• **Your objective**: Without the pictures, give the entries below again exactly as written.

** start **

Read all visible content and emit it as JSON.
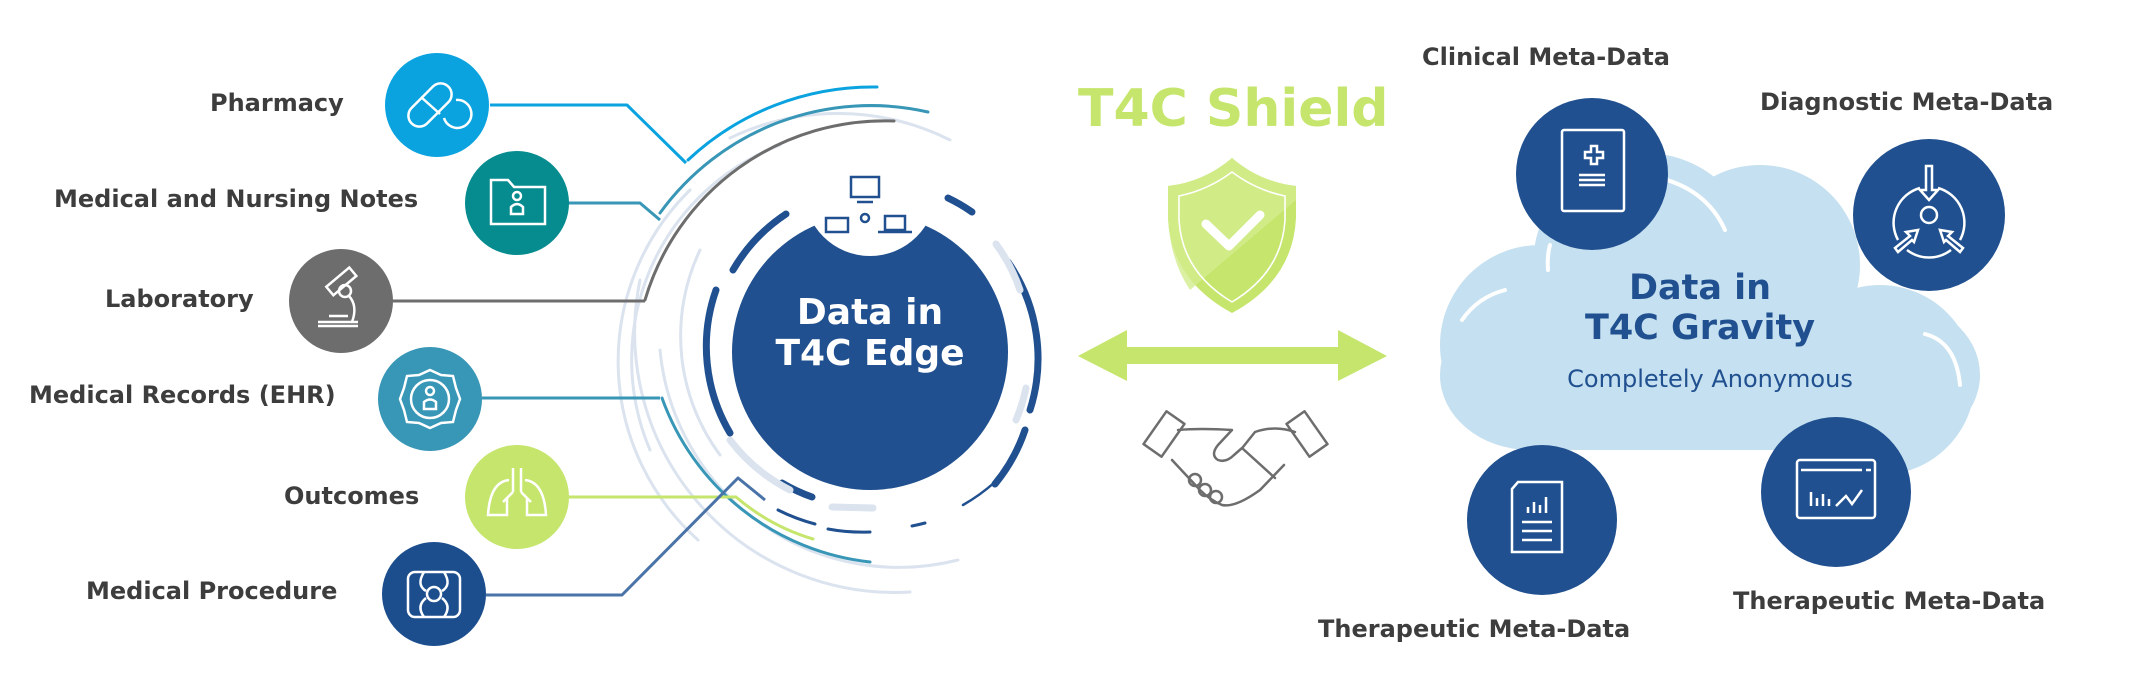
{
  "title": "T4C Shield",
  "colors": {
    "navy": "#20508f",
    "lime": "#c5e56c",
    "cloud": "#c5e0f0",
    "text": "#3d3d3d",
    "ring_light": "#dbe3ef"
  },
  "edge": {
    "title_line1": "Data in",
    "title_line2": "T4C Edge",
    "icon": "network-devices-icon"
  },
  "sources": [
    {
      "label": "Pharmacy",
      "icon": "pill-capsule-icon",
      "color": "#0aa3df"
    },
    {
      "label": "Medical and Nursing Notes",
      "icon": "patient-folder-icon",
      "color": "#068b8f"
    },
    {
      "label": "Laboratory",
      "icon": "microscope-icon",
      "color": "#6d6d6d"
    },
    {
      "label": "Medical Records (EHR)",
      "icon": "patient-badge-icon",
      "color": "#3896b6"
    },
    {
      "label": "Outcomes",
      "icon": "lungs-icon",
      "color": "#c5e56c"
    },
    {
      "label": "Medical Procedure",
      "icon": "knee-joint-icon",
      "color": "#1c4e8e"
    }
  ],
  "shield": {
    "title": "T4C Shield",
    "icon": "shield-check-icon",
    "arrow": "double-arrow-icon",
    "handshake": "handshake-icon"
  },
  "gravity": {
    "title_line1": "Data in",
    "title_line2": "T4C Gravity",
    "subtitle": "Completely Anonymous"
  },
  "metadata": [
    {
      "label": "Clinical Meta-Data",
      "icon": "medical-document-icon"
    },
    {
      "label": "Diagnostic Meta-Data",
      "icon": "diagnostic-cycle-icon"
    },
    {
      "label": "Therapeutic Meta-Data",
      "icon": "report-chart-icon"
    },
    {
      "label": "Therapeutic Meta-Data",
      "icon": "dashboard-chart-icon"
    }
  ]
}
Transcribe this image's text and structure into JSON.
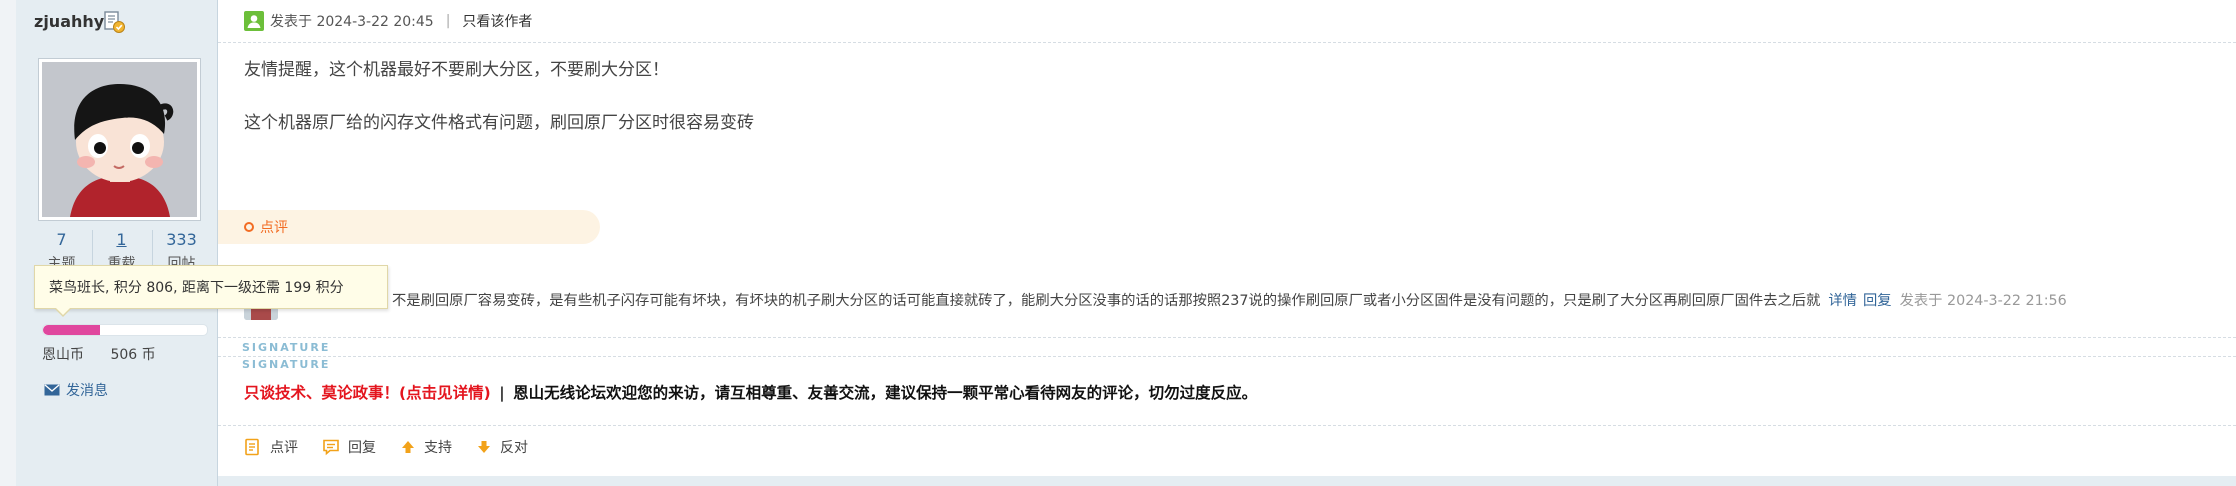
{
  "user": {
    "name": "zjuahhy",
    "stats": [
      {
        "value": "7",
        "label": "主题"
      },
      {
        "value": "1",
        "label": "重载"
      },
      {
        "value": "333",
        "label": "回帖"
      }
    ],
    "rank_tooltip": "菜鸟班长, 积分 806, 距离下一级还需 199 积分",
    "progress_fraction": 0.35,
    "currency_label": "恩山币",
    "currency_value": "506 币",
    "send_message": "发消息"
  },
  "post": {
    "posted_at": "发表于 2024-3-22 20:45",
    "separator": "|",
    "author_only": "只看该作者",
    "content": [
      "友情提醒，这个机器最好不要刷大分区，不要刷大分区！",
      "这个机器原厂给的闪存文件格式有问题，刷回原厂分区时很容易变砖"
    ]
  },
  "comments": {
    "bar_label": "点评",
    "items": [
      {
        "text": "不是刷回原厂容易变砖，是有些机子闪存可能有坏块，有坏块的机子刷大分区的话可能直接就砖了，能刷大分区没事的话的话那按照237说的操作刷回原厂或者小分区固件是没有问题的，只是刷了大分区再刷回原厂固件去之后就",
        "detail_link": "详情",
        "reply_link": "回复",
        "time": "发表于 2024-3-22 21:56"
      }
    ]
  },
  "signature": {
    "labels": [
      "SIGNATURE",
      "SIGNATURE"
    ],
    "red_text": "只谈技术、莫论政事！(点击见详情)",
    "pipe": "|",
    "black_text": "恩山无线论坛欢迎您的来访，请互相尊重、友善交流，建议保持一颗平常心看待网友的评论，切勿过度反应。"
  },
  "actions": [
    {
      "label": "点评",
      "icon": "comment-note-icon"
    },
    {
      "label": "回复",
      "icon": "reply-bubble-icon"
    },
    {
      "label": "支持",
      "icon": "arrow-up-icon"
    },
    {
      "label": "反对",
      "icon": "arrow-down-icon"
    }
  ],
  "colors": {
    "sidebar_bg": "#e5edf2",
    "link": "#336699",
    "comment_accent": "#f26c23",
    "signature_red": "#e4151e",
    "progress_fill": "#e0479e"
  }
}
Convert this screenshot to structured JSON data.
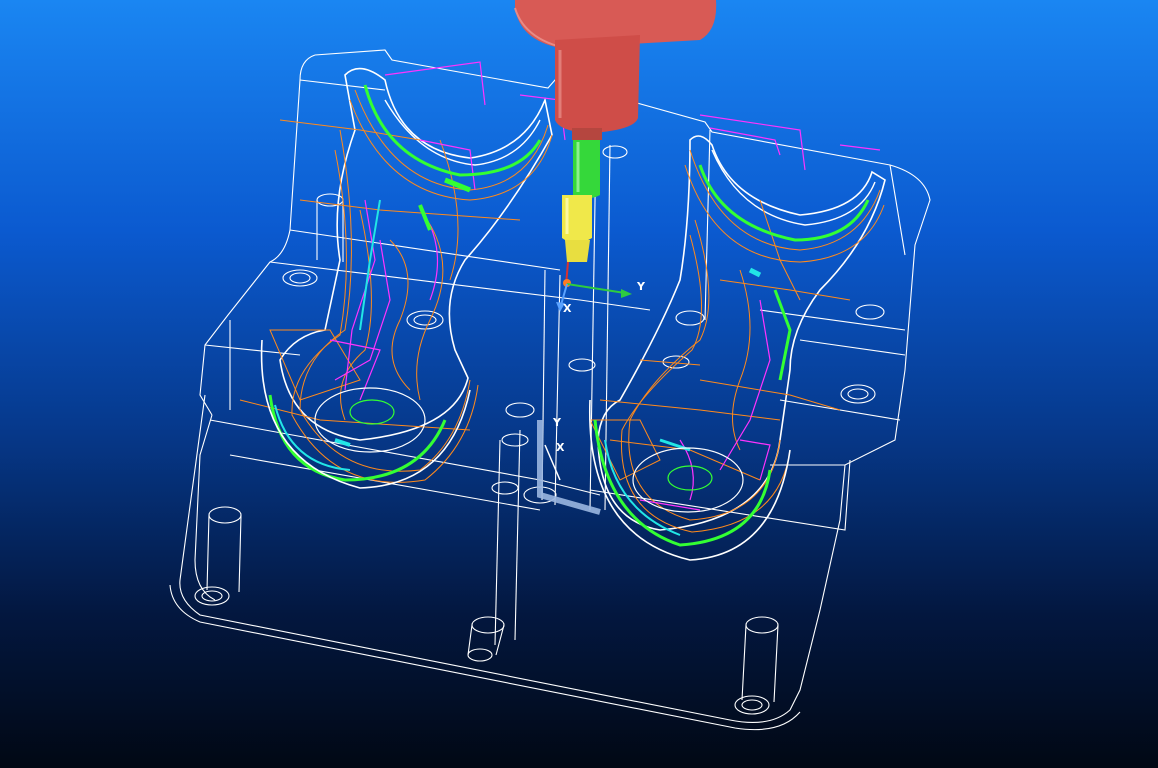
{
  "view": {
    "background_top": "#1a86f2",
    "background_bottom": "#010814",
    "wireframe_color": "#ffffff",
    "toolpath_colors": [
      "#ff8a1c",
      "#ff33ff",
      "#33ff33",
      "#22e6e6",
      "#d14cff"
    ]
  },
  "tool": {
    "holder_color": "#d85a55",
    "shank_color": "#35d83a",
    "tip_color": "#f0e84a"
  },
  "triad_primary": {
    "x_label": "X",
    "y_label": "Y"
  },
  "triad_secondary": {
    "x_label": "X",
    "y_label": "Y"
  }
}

** end **

• **Task solution**:
Read all visible content and emit it as JSON.
{
  "title": "T4C Shield",
  "colors": {
    "navy": "#20508f",
    "lime": "#c5e56c",
    "cloud": "#c5e0f0",
    "text": "#3d3d3d",
    "ring_light": "#dbe3ef"
  },
  "edge": {
    "title_line1": "Data in",
    "title_line2": "T4C Edge",
    "icon": "network-devices-icon"
  },
  "sources": [
    {
      "label": "Pharmacy",
      "icon": "pill-capsule-icon",
      "color": "#0aa3df"
    },
    {
      "label": "Medical and Nursing Notes",
      "icon": "patient-folder-icon",
      "color": "#068b8f"
    },
    {
      "label": "Laboratory",
      "icon": "microscope-icon",
      "color": "#6d6d6d"
    },
    {
      "label": "Medical Records (EHR)",
      "icon": "patient-badge-icon",
      "color": "#3896b6"
    },
    {
      "label": "Outcomes",
      "icon": "lungs-icon",
      "color": "#c5e56c"
    },
    {
      "label": "Medical Procedure",
      "icon": "knee-joint-icon",
      "color": "#1c4e8e"
    }
  ],
  "shield": {
    "title": "T4C Shield",
    "icon": "shield-check-icon",
    "arrow": "double-arrow-icon",
    "handshake": "handshake-icon"
  },
  "gravity": {
    "title_line1": "Data in",
    "title_line2": "T4C Gravity",
    "subtitle": "Completely Anonymous"
  },
  "metadata": [
    {
      "label": "Clinical Meta-Data",
      "icon": "medical-document-icon"
    },
    {
      "label": "Diagnostic Meta-Data",
      "icon": "diagnostic-cycle-icon"
    },
    {
      "label": "Therapeutic Meta-Data",
      "icon": "report-chart-icon"
    },
    {
      "label": "Therapeutic Meta-Data",
      "icon": "dashboard-chart-icon"
    }
  ]
}
Transcribe this image's text and structure into JSON.
{
  "user": {
    "name": "zjuahhy",
    "stats": [
      {
        "value": "7",
        "label": "主题"
      },
      {
        "value": "1",
        "label": "重载"
      },
      {
        "value": "333",
        "label": "回帖"
      }
    ],
    "rank_tooltip": "菜鸟班长, 积分 806, 距离下一级还需 199 积分",
    "progress_fraction": 0.35,
    "currency_label": "恩山币",
    "currency_value": "506 币",
    "send_message": "发消息"
  },
  "post": {
    "posted_at": "发表于 2024-3-22 20:45",
    "separator": "|",
    "author_only": "只看该作者",
    "content": [
      "友情提醒，这个机器最好不要刷大分区，不要刷大分区！",
      "这个机器原厂给的闪存文件格式有问题，刷回原厂分区时很容易变砖"
    ]
  },
  "comments": {
    "bar_label": "点评",
    "items": [
      {
        "text": "不是刷回原厂容易变砖，是有些机子闪存可能有坏块，有坏块的机子刷大分区的话可能直接就砖了，能刷大分区没事的话的话那按照237说的操作刷回原厂或者小分区固件是没有问题的，只是刷了大分区再刷回原厂固件去之后就",
        "detail_link": "详情",
        "reply_link": "回复",
        "time": "发表于 2024-3-22 21:56"
      }
    ]
  },
  "signature": {
    "labels": [
      "SIGNATURE",
      "SIGNATURE"
    ],
    "red_text": "只谈技术、莫论政事！(点击见详情)",
    "pipe": "|",
    "black_text": "恩山无线论坛欢迎您的来访，请互相尊重、友善交流，建议保持一颗平常心看待网友的评论，切勿过度反应。"
  },
  "actions": [
    {
      "label": "点评",
      "icon": "comment-note-icon"
    },
    {
      "label": "回复",
      "icon": "reply-bubble-icon"
    },
    {
      "label": "支持",
      "icon": "arrow-up-icon"
    },
    {
      "label": "反对",
      "icon": "arrow-down-icon"
    }
  ],
  "colors": {
    "sidebar_bg": "#e5edf2",
    "link": "#336699",
    "comment_accent": "#f26c23",
    "signature_red": "#e4151e",
    "progress_fill": "#e0479e"
  }
}
Convert this screenshot to structured JSON data.
{
  "view": {
    "background_top": "#1a86f2",
    "background_bottom": "#010814",
    "wireframe_color": "#ffffff",
    "toolpath_colors": [
      "#ff8a1c",
      "#ff33ff",
      "#33ff33",
      "#22e6e6",
      "#d14cff"
    ]
  },
  "tool": {
    "holder_color": "#d85a55",
    "shank_color": "#35d83a",
    "tip_color": "#f0e84a"
  },
  "triad_primary": {
    "x_label": "X",
    "y_label": "Y"
  },
  "triad_secondary": {
    "x_label": "X",
    "y_label": "Y"
  }
}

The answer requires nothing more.